- **YOUR TASK**: Identify the lines that contain the word "object" and copy each one.
>> Begin DATASET EXTRACT
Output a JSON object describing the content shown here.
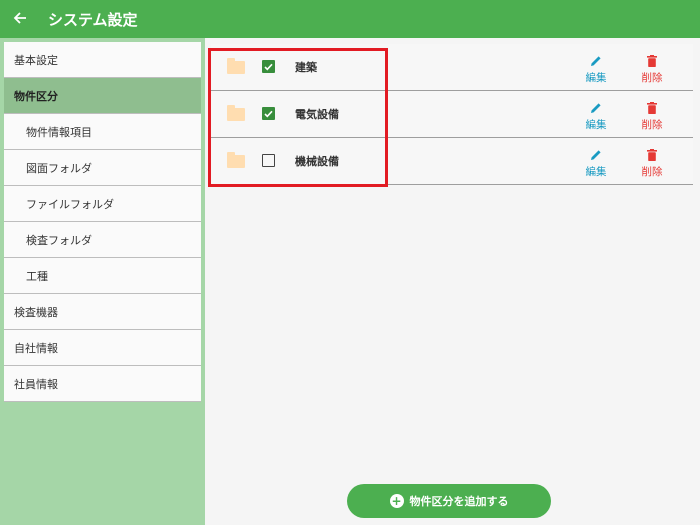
{
  "appbar": {
    "back_icon": "arrow-left-icon",
    "title": "システム設定"
  },
  "sidebar": {
    "items": [
      {
        "label": "基本設定",
        "level": 0,
        "active": false
      },
      {
        "label": "物件区分",
        "level": 0,
        "active": true
      },
      {
        "label": "物件情報項目",
        "level": 1,
        "active": false
      },
      {
        "label": "図面フォルダ",
        "level": 1,
        "active": false
      },
      {
        "label": "ファイルフォルダ",
        "level": 1,
        "active": false
      },
      {
        "label": "検査フォルダ",
        "level": 1,
        "active": false
      },
      {
        "label": "工種",
        "level": 1,
        "active": false
      },
      {
        "label": "検査機器",
        "level": 0,
        "active": false
      },
      {
        "label": "自社情報",
        "level": 0,
        "active": false
      },
      {
        "label": "社員情報",
        "level": 0,
        "active": false
      }
    ]
  },
  "list": {
    "rows": [
      {
        "name": "建築",
        "checked": true,
        "edit_label": "編集",
        "delete_label": "削除"
      },
      {
        "name": "電気設備",
        "checked": true,
        "edit_label": "編集",
        "delete_label": "削除"
      },
      {
        "name": "機械設備",
        "checked": false,
        "edit_label": "編集",
        "delete_label": "削除"
      }
    ]
  },
  "add_button": {
    "label": "物件区分を追加する",
    "icon": "plus-circle-icon"
  },
  "colors": {
    "primary": "#4caf50",
    "sidebar_bg": "#a5d6a7",
    "active_item": "#8fbe8f",
    "checkbox_on": "#388e3c",
    "edit": "#1a9bc2",
    "delete": "#e53935",
    "highlight": "#e21b23",
    "folder": "#ffddb0"
  }
}
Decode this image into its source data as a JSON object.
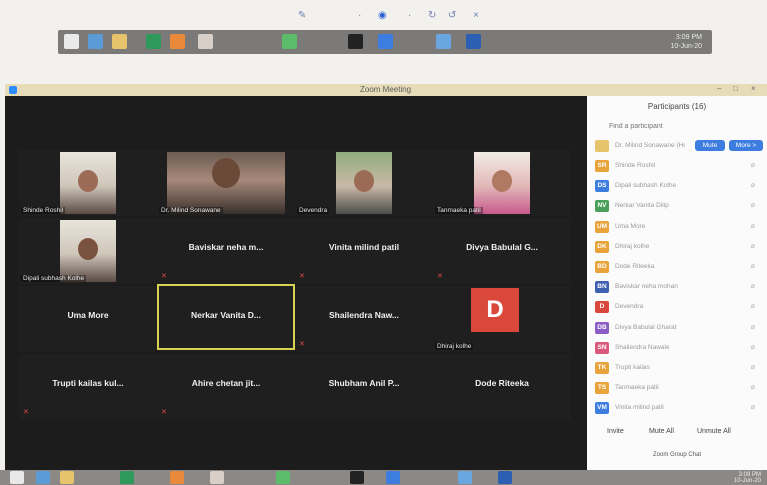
{
  "window": {
    "title": "Zoom Meeting",
    "controls": [
      "–",
      "□",
      "×"
    ]
  },
  "colors": {
    "accent": "#2d8cff",
    "active_border": "#d8d253",
    "avatar_d": "#d9483b",
    "mute_red": "#e04848"
  },
  "video_tiles": [
    {
      "kind": "camera",
      "style": "light",
      "label": "Shinde Roshil"
    },
    {
      "kind": "camera",
      "style": "wide",
      "label": "Dr. Milind Sonawane"
    },
    {
      "kind": "camera",
      "style": "green",
      "label": "Devendra"
    },
    {
      "kind": "camera",
      "style": "pink",
      "label": "Tanmaeka patil"
    },
    {
      "kind": "camera",
      "style": "light",
      "label": "Dipali subhash Kolhe"
    },
    {
      "kind": "name",
      "name": "Baviskar neha m..."
    },
    {
      "kind": "name",
      "name": "Vinita milind patil"
    },
    {
      "kind": "name",
      "name": "Divya Babulal G..."
    },
    {
      "kind": "name",
      "name": "Uma More"
    },
    {
      "kind": "name",
      "name": "Nerkar Vanita D...",
      "active": true
    },
    {
      "kind": "name",
      "name": "Shailendra Naw..."
    },
    {
      "kind": "avatar",
      "letter": "D",
      "label": "Dhiraj kolhe"
    },
    {
      "kind": "name",
      "name": "Trupti kailas kul..."
    },
    {
      "kind": "name",
      "name": "Ahire chetan jit..."
    },
    {
      "kind": "name",
      "name": "Shubham Anil P..."
    },
    {
      "kind": "name",
      "name": "Dode Riteeka"
    }
  ],
  "participants_panel": {
    "title": "Participants (16)",
    "find_placeholder": "Find a participant",
    "host_row": {
      "name": "Dr. Milind Sonawane (Host, me)",
      "mute_label": "Mute",
      "more_label": "More >"
    },
    "rows": [
      {
        "initials": "SR",
        "color": "#e8a33b",
        "name": "Shinde Roshil"
      },
      {
        "initials": "DS",
        "color": "#3d7de0",
        "name": "Dipali subhash Kolhe"
      },
      {
        "initials": "NV",
        "color": "#4aa05a",
        "name": "Nerkar Vanita Dilip"
      },
      {
        "initials": "UM",
        "color": "#e8a33b",
        "name": "Uma More"
      },
      {
        "initials": "DK",
        "color": "#e8a33b",
        "name": "Dhiraj kolhe"
      },
      {
        "initials": "BD",
        "color": "#e8a33b",
        "name": "Dode Riteeka"
      },
      {
        "initials": "BN",
        "color": "#3d5fb0",
        "name": "Baviskar neha mohan"
      },
      {
        "initials": "D",
        "color": "#d9483b",
        "name": "Devendra"
      },
      {
        "initials": "DB",
        "color": "#8a5cc6",
        "name": "Divya Babulal Gharat"
      },
      {
        "initials": "SN",
        "color": "#d95a7a",
        "name": "Shailendra Nawale"
      },
      {
        "initials": "TK",
        "color": "#e8a33b",
        "name": "Trupti kailas"
      },
      {
        "initials": "TS",
        "color": "#e8a33b",
        "name": "Tanmaeka patil"
      },
      {
        "initials": "VM",
        "color": "#3d7de0",
        "name": "Vinita milind patil"
      }
    ],
    "footer": {
      "invite": "Invite",
      "mute_all": "Mute All",
      "unmute_all": "Unmute All"
    },
    "chat_label": "Zoom Group Chat"
  },
  "top_clock": {
    "time": "3:09 PM",
    "date": "10-Jun-20"
  },
  "bottom_clock": {
    "time": "3:09 PM",
    "date": "10-Jun-20"
  },
  "taskbar_icons": [
    "windows-icon",
    "ie-icon",
    "folder-icon",
    "spreadsheet-icon",
    "firefox-icon",
    "paint-icon",
    "chrome-icon",
    "media-icon",
    "zoom-icon",
    "explorer-icon",
    "word-icon"
  ]
}
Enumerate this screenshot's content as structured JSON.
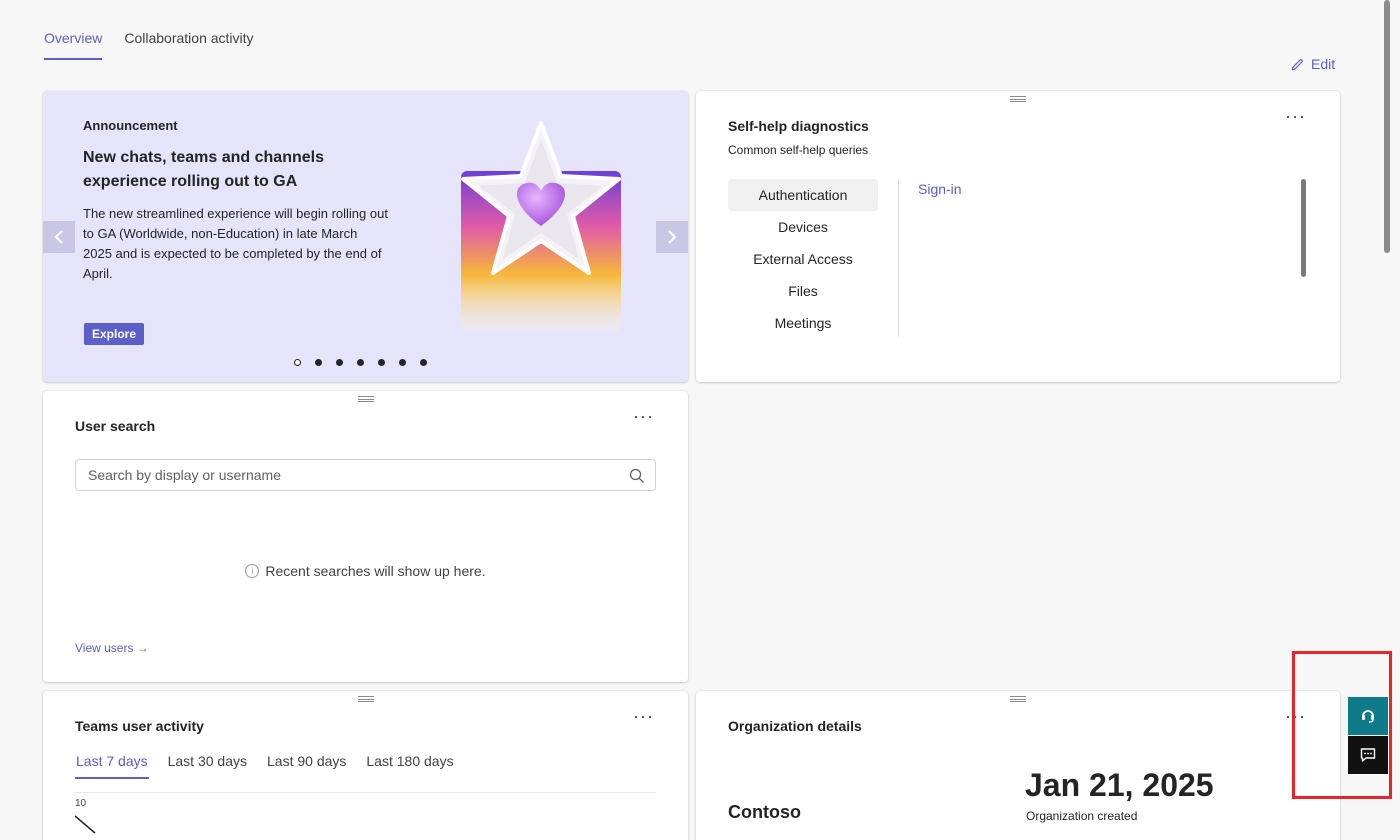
{
  "tabs": [
    {
      "label": "Overview"
    },
    {
      "label": "Collaboration activity"
    }
  ],
  "edit_label": "Edit",
  "announcement": {
    "label": "Announcement",
    "headline": "New chats, teams and channels experience rolling out to GA",
    "body": "The new streamlined experience will begin rolling out to GA (Worldwide, non-Education) in late March 2025 and is expected to be completed by the end of April.",
    "button": "Explore",
    "dot_count": 7,
    "active_dot": 0
  },
  "self_help": {
    "title": "Self-help diagnostics",
    "subtitle": "Common self-help queries",
    "more": "···",
    "categories": [
      {
        "label": "Authentication"
      },
      {
        "label": "Devices"
      },
      {
        "label": "External Access"
      },
      {
        "label": "Files"
      },
      {
        "label": "Meetings"
      }
    ],
    "selected_link": "Sign-in"
  },
  "user_search": {
    "title": "User search",
    "more": "···",
    "placeholder": "Search by display or username",
    "recent_text": "Recent searches will show up here.",
    "info_glyph": "i",
    "view_users": "View users →"
  },
  "teams_activity": {
    "title": "Teams user activity",
    "more": "···",
    "periods": [
      {
        "label": "Last 7 days"
      },
      {
        "label": "Last 30 days"
      },
      {
        "label": "Last 90 days"
      },
      {
        "label": "Last 180 days"
      }
    ],
    "y_tick": "10"
  },
  "org_details": {
    "title": "Organization details",
    "more": "···",
    "name": "Contoso",
    "created_date": "Jan 21, 2025",
    "created_label": "Organization created"
  },
  "colors": {
    "accent": "#5b5fc7",
    "support_button": "#0e7a8a",
    "feedback_button": "#111111",
    "highlight_box": "#e8252d"
  },
  "icons": {
    "edit": "pencil-icon",
    "prev": "chevron-left-icon",
    "next": "chevron-right-icon",
    "search": "search-icon",
    "info": "info-icon",
    "support": "headset-icon",
    "feedback": "feedback-icon"
  }
}
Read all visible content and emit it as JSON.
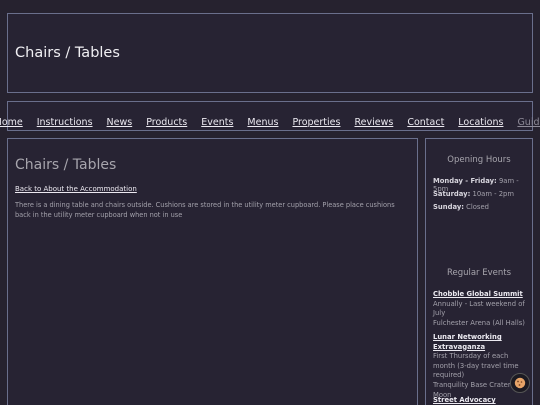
{
  "header": {
    "title": "Chairs / Tables"
  },
  "nav": {
    "items": [
      {
        "label": "Home"
      },
      {
        "label": "Instructions"
      },
      {
        "label": "News"
      },
      {
        "label": "Products"
      },
      {
        "label": "Events"
      },
      {
        "label": "Menus"
      },
      {
        "label": "Properties"
      },
      {
        "label": "Reviews"
      },
      {
        "label": "Contact"
      },
      {
        "label": "Locations"
      },
      {
        "label": "Guide"
      }
    ]
  },
  "main": {
    "heading": "Chairs / Tables",
    "back_link": "Back to About the Accommodation",
    "body": "There is a dining table and chairs outside. Cushions are stored in the utility meter cupboard. Please place cushions back in the utility meter cupboard when not in use"
  },
  "sidebar": {
    "hours_title": "Opening Hours",
    "hours": [
      {
        "day": "Monday - Friday:",
        "time": "9am - 5pm"
      },
      {
        "day": "Saturday:",
        "time": "10am - 2pm"
      },
      {
        "day": "Sunday:",
        "time": "Closed"
      }
    ],
    "events_title": "Regular Events",
    "events": [
      {
        "name": "Chobble Global Summit",
        "info": "Annually - Last weekend of July",
        "place": "Fulchester Arena (All Halls)"
      },
      {
        "name": "Lunar Networking Extravaganza",
        "info": "First Thursday of each month (3-day travel time required)",
        "place": "Tranquility Base Crater, The Moon"
      },
      {
        "name": "Street Advocacy Sessions",
        "info": "",
        "place": ""
      }
    ]
  },
  "icons": {
    "cookie": "cookie-icon"
  }
}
>> End DATASET EXTRACT
- **COMPLETE RESPONSE**:
Output a JSON object describing the content shown here.
Decode this image into its source data as a JSON object.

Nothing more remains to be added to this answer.